[MATERIAL FOR THIS TASK Boundary: Start]

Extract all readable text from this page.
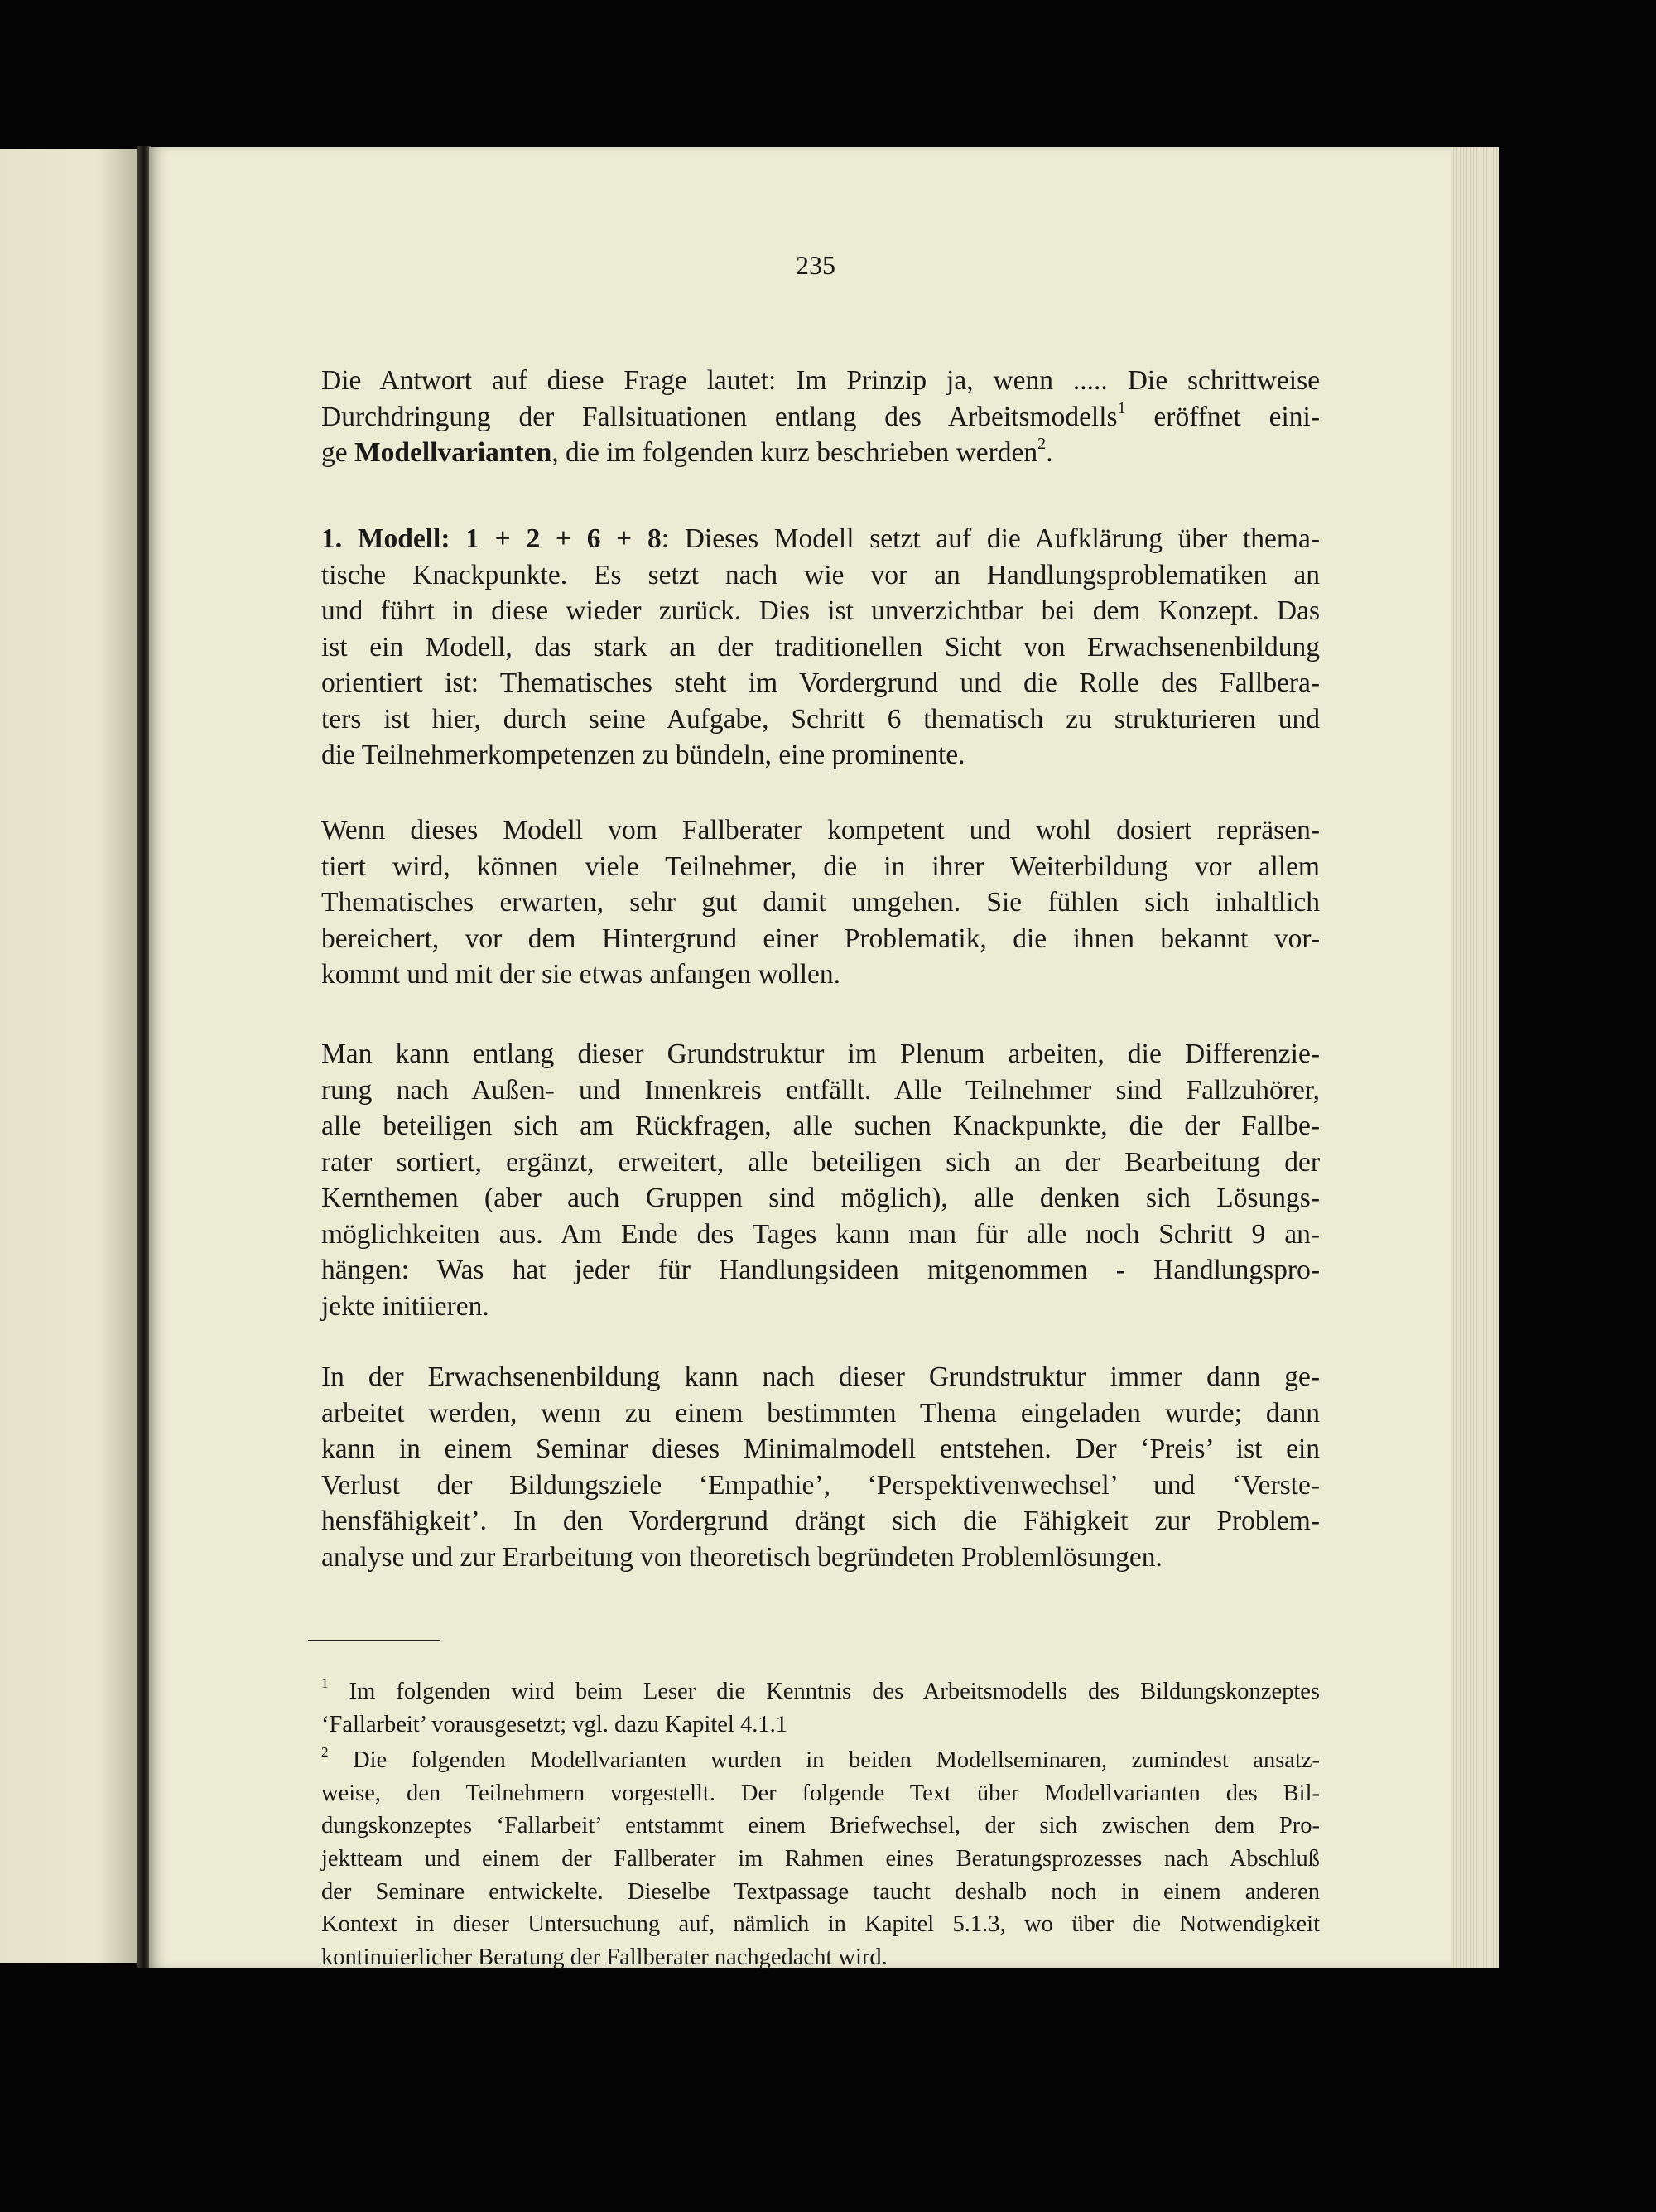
235
Die Antwort auf diese Frage lautet: Im Prinzip ja, wenn ..... Die schrittweise
Durchdringung der Fallsituationen entlang des Arbeitsmodells$^1$ eröffnet eini-
ge Modellvarianten, die im folgenden kurz beschrieben werden$^2$.
1. Modell: 1 + 2 + 6 + 8: Dieses Modell setzt auf die Aufklärung über thema-
tische Knackpunkte. Es setzt nach wie vor an Handlungsproblematiken an
und führt in diese wieder zurück. Dies ist unverzichtbar bei dem Konzept. Das
ist ein Modell, das stark an der traditionellen Sicht von Erwachsenenbildung
orientiert ist: Thematisches steht im Vordergrund und die Rolle des Fallbera-
ters ist hier, durch seine Aufgabe, Schritt 6 thematisch zu strukturieren und
die Teilnehmerkompetenzen zu bündeln, eine prominente.
Wenn dieses Modell vom Fallberater kompetent und wohl dosiert repräsen-
tiert wird, können viele Teilnehmer, die in ihrer Weiterbildung vor allem
Thematisches erwarten, sehr gut damit umgehen. Sie fühlen sich inhaltlich
bereichert, vor dem Hintergrund einer Problematik, die ihnen bekannt vor-
kommt und mit der sie etwas anfangen wollen.
Man kann entlang dieser Grundstruktur im Plenum arbeiten, die Differenzie-
rung nach Außen- und Innenkreis entfällt. Alle Teilnehmer sind Fallzuhörer,
alle beteiligen sich am Rückfragen, alle suchen Knackpunkte, die der Fallbe-
rater sortiert, ergänzt, erweitert, alle beteiligen sich an der Bearbeitung der
Kernthemen (aber auch Gruppen sind möglich), alle denken sich Lösungs-
möglichkeiten aus. Am Ende des Tages kann man für alle noch Schritt 9 an-
hängen: Was hat jeder für Handlungsideen mitgenommen - Handlungspro-
jekte initiieren.
In der Erwachsenenbildung kann nach dieser Grundstruktur immer dann ge-
arbeitet werden, wenn zu einem bestimmten Thema eingeladen wurde; dann
kann in einem Seminar dieses Minimalmodell entstehen. Der ‘Preis’ ist ein
Verlust der Bildungsziele ‘Empathie’, ‘Perspektivenwechsel’ und ‘Verste-
hensfähigkeit’. In den Vordergrund drängt sich die Fähigkeit zur Problem-
analyse und zur Erarbeitung von theoretisch begründeten Problemlösungen.
$^1$ Im folgenden wird beim Leser die Kenntnis des Arbeitsmodells des Bildungskonzeptes
‘Fallarbeit’ vorausgesetzt; vgl. dazu Kapitel 4.1.1
$^2$ Die folgenden Modellvarianten wurden in beiden Modellseminaren, zumindest ansatz-
weise, den Teilnehmern vorgestellt. Der folgende Text über Modellvarianten des Bil-
dungskonzeptes ‘Fallarbeit’ entstammt einem Briefwechsel, der sich zwischen dem Pro-
jektteam und einem der Fallberater im Rahmen eines Beratungsprozesses nach Abschluß
der Seminare entwickelte. Dieselbe Textpassage taucht deshalb noch in einem anderen
Kontext in dieser Untersuchung auf, nämlich in Kapitel 5.1.3, wo über die Notwendigkeit
kontinuierlicher Beratung der Fallberater nachgedacht wird.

[MATERIAL FOR THIS TASK Boundary: End]

Please retype all of the material exactly, skipping whatever images it holds.

■ **YOUR SOLUTION**:
Extract all readable text from this page.
235
Die Antwort auf diese Frage lautet: Im Prinzip ja, wenn ..... Die schrittweise
Durchdringung der Fallsituationen entlang des Arbeitsmodells$^1$ eröffnet eini-
ge Modellvarianten, die im folgenden kurz beschrieben werden$^2$.
1. Modell: 1 + 2 + 6 + 8: Dieses Modell setzt auf die Aufklärung über thema-
tische Knackpunkte. Es setzt nach wie vor an Handlungsproblematiken an
und führt in diese wieder zurück. Dies ist unverzichtbar bei dem Konzept. Das
ist ein Modell, das stark an der traditionellen Sicht von Erwachsenenbildung
orientiert ist: Thematisches steht im Vordergrund und die Rolle des Fallbera-
ters ist hier, durch seine Aufgabe, Schritt 6 thematisch zu strukturieren und
die Teilnehmerkompetenzen zu bündeln, eine prominente.
Wenn dieses Modell vom Fallberater kompetent und wohl dosiert repräsen-
tiert wird, können viele Teilnehmer, die in ihrer Weiterbildung vor allem
Thematisches erwarten, sehr gut damit umgehen. Sie fühlen sich inhaltlich
bereichert, vor dem Hintergrund einer Problematik, die ihnen bekannt vor-
kommt und mit der sie etwas anfangen wollen.
Man kann entlang dieser Grundstruktur im Plenum arbeiten, die Differenzie-
rung nach Außen- und Innenkreis entfällt. Alle Teilnehmer sind Fallzuhörer,
alle beteiligen sich am Rückfragen, alle suchen Knackpunkte, die der Fallbe-
rater sortiert, ergänzt, erweitert, alle beteiligen sich an der Bearbeitung der
Kernthemen (aber auch Gruppen sind möglich), alle denken sich Lösungs-
möglichkeiten aus. Am Ende des Tages kann man für alle noch Schritt 9 an-
hängen: Was hat jeder für Handlungsideen mitgenommen - Handlungspro-
jekte initiieren.
In der Erwachsenenbildung kann nach dieser Grundstruktur immer dann ge-
arbeitet werden, wenn zu einem bestimmten Thema eingeladen wurde; dann
kann in einem Seminar dieses Minimalmodell entstehen. Der ‘Preis’ ist ein
Verlust der Bildungsziele ‘Empathie’, ‘Perspektivenwechsel’ und ‘Verste-
hensfähigkeit’. In den Vordergrund drängt sich die Fähigkeit zur Problem-
analyse und zur Erarbeitung von theoretisch begründeten Problemlösungen.
$^1$ Im folgenden wird beim Leser die Kenntnis des Arbeitsmodells des Bildungskonzeptes
‘Fallarbeit’ vorausgesetzt; vgl. dazu Kapitel 4.1.1
$^2$ Die folgenden Modellvarianten wurden in beiden Modellseminaren, zumindest ansatz-
weise, den Teilnehmern vorgestellt. Der folgende Text über Modellvarianten des Bil-
dungskonzeptes ‘Fallarbeit’ entstammt einem Briefwechsel, der sich zwischen dem Pro-
jektteam und einem der Fallberater im Rahmen eines Beratungsprozesses nach Abschluß
der Seminare entwickelte. Dieselbe Textpassage taucht deshalb noch in einem anderen
Kontext in dieser Untersuchung auf, nämlich in Kapitel 5.1.3, wo über die Notwendigkeit
kontinuierlicher Beratung der Fallberater nachgedacht wird.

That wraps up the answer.